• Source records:
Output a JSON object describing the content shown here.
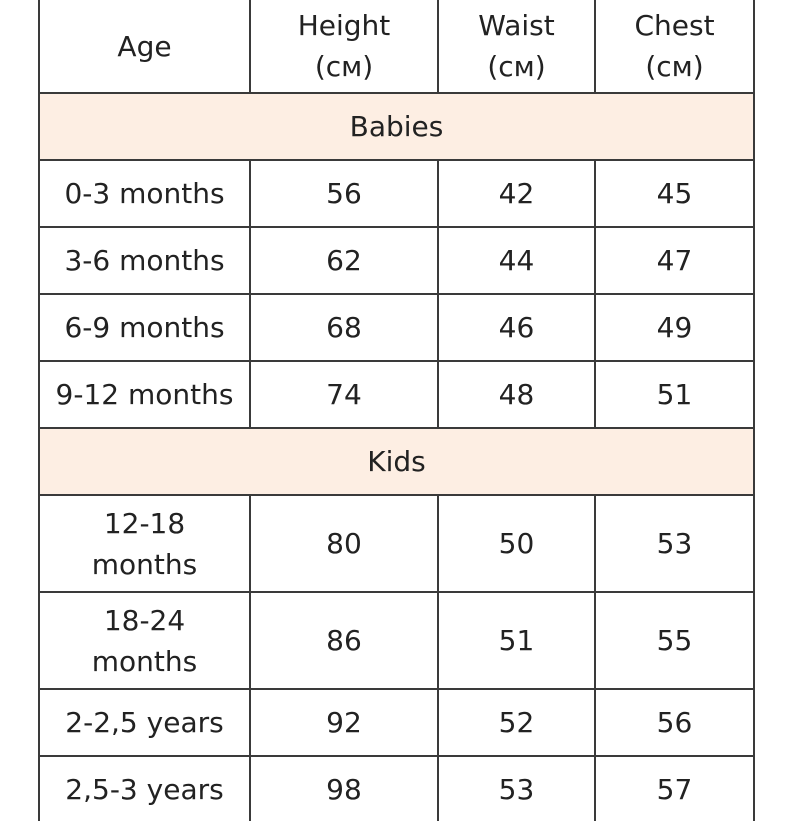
{
  "table": {
    "headers": {
      "age": "Age",
      "height": [
        "Height",
        "(см)"
      ],
      "waist": [
        "Waist",
        "(см)"
      ],
      "chest": [
        "Chest",
        "(см)"
      ]
    },
    "sections": [
      {
        "title": "Babies",
        "rows": [
          {
            "age": [
              "0-3 months"
            ],
            "height": "56",
            "waist": "42",
            "chest": "45"
          },
          {
            "age": [
              "3-6 months"
            ],
            "height": "62",
            "waist": "44",
            "chest": "47"
          },
          {
            "age": [
              "6-9 months"
            ],
            "height": "68",
            "waist": "46",
            "chest": "49"
          },
          {
            "age": [
              "9-12 months"
            ],
            "height": "74",
            "waist": "48",
            "chest": "51"
          }
        ]
      },
      {
        "title": "Kids",
        "rows": [
          {
            "age": [
              "12-18",
              "months"
            ],
            "height": "80",
            "waist": "50",
            "chest": "53"
          },
          {
            "age": [
              "18-24",
              "months"
            ],
            "height": "86",
            "waist": "51",
            "chest": "55"
          },
          {
            "age": [
              "2-2,5 years"
            ],
            "height": "92",
            "waist": "52",
            "chest": "56"
          },
          {
            "age": [
              "2,5-3 years"
            ],
            "height": "98",
            "waist": "53",
            "chest": "57"
          }
        ]
      }
    ],
    "colors": {
      "section_background": "#fdeee3",
      "border": "#3a3a3a",
      "text": "#222222"
    }
  }
}
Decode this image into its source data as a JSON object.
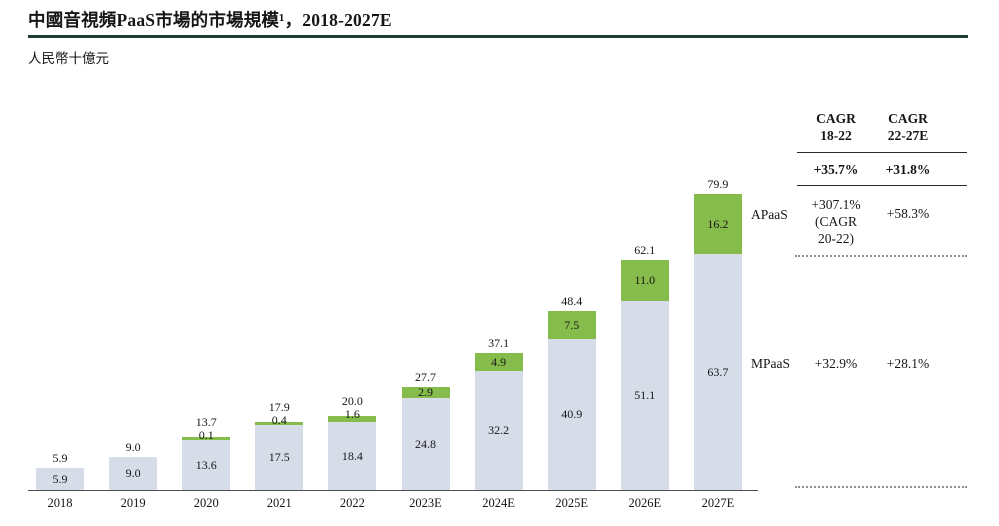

• WRITTEN PROBLEM: State only how many lines in the material include "months".

• WRITTEN ANSWER: 6